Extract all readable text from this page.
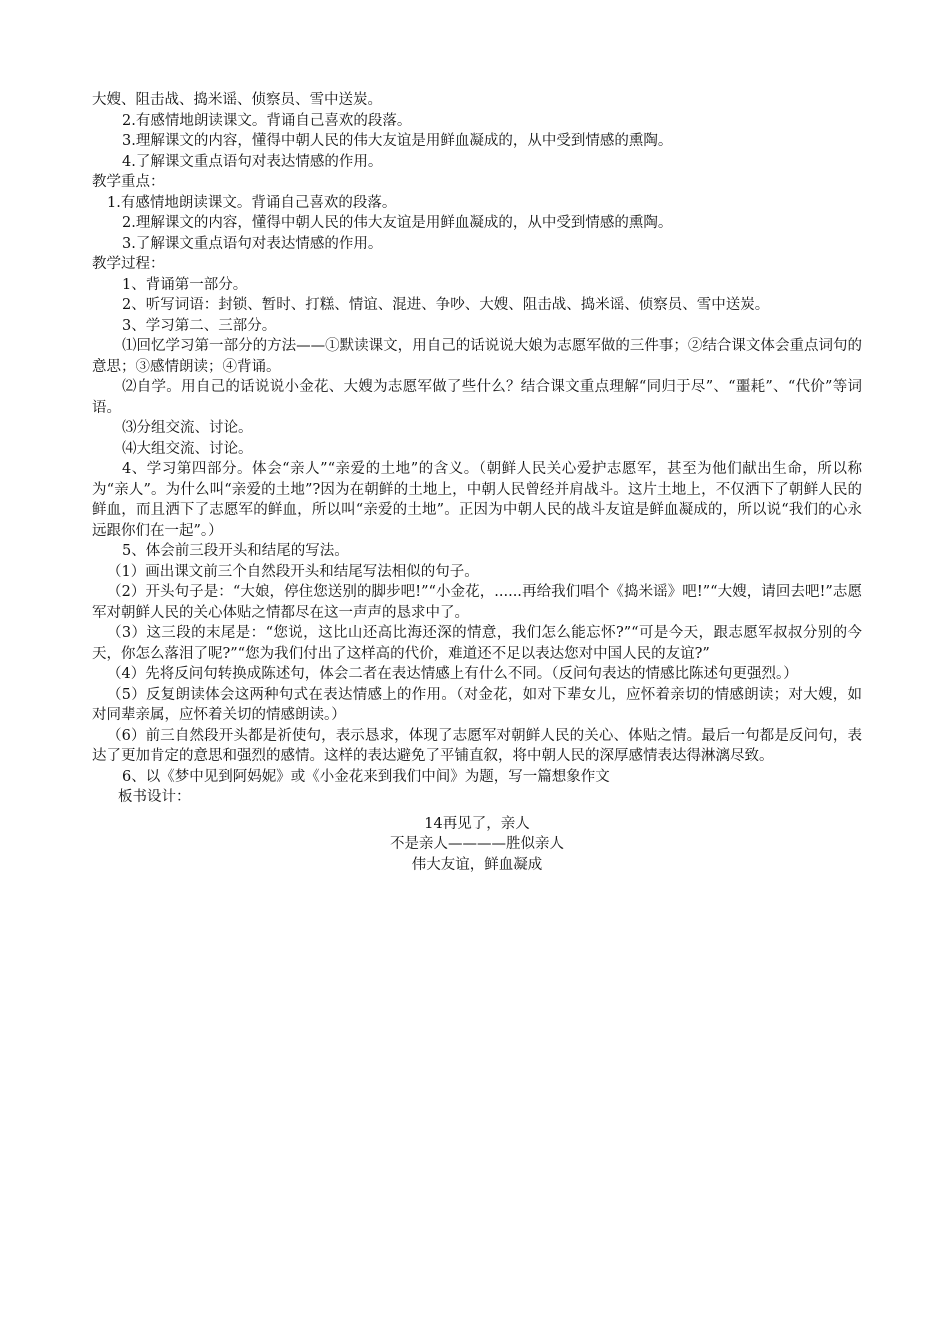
大嫂、阻击战、捣米谣、侦察员、雪中送炭。
2.有感情地朗读课文。背诵自己喜欢的段落。
3.理解课文的内容，懂得中朝人民的伟大友谊是用鲜血凝成的，从中受到情感的熏陶。
4.了解课文重点语句对表达情感的作用。
教学重点：
1.有感情地朗读课文。背诵自己喜欢的段落。
2.理解课文的内容，懂得中朝人民的伟大友谊是用鲜血凝成的，从中受到情感的熏陶。
3.了解课文重点语句对表达情感的作用。
教学过程：
1、背诵第一部分。
2、听写词语：封锁、暂时、打糕、情谊、混进、争吵、大嫂、阻击战、捣米谣、侦察员、雪中送炭。
3、学习第二、三部分。
⑴回忆学习第一部分的方法——①默读课文，用自己的话说说大娘为志愿军做的三件事；②结合课文体会重点词句的意思；③感情朗读；④背诵。
⑵自学。用自己的话说说小金花、大嫂为志愿军做了些什么？结合课文重点理解“同归于尽”、“噩耗”、“代价”等词语。
⑶分组交流、讨论。
⑷大组交流、讨论。
4、学习第四部分。体会“亲人”“亲爱的土地”的含义。（朝鲜人民关心爱护志愿军，甚至为他们献出生命，所以称为“亲人”。为什么叫“亲爱的土地”?因为在朝鲜的土地上，中朝人民曾经并肩战斗。这片土地上，不仅洒下了朝鲜人民的鲜血，而且洒下了志愿军的鲜血，所以叫“亲爱的土地”。正因为中朝人民的战斗友谊是鲜血凝成的，所以说“我们的心永远跟你们在一起”。）
5、体会前三段开头和结尾的写法。
（1）画出课文前三个自然段开头和结尾写法相似的句子。
（2）开头句子是：“大娘，停住您送别的脚步吧!”“小金花，......再给我们唱个《捣米谣》吧!”“大嫂，请回去吧!”志愿军对朝鲜人民的关心体贴之情都尽在这一声声的恳求中了。
（3）这三段的末尾是：“您说，这比山还高比海还深的情意，我们怎么能忘怀?”“可是今天，跟志愿军叔叔分别的今天，你怎么落泪了呢?”“您为我们付出了这样高的代价，难道还不足以表达您对中国人民的友谊?”
（4）先将反问句转换成陈述句，体会二者在表达情感上有什么不同。（反问句表达的情感比陈述句更强烈。）
（5）反复朗读体会这两种句式在表达情感上的作用。（对金花，如对下辈女儿，应怀着亲切的情感朗读；对大嫂，如对同辈亲属，应怀着关切的情感朗读。）
（6）前三自然段开头都是祈使句，表示恳求，体现了志愿军对朝鲜人民的关心、体贴之情。最后一句都是反问句，表达了更加肯定的意思和强烈的感情。这样的表达避免了平铺直叙，将中朝人民的深厚感情表达得淋漓尽致。
6、以《梦中见到阿妈妮》或《小金花来到我们中间》为题，写一篇想象作文
板书设计：
14再见了，亲人
不是亲人————胜似亲人
伟大友谊，鲜血凝成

- _What you need to do_:
Collect each line of the entries that has the word "从中受到情感的熏陶", copying it in full.

- _Task solution_:
3.理解课文的内容，懂得中朝人民的伟大友谊是用鲜血凝成的，从中受到情感的熏陶。
2.理解课文的内容，懂得中朝人民的伟大友谊是用鲜血凝成的，从中受到情感的熏陶。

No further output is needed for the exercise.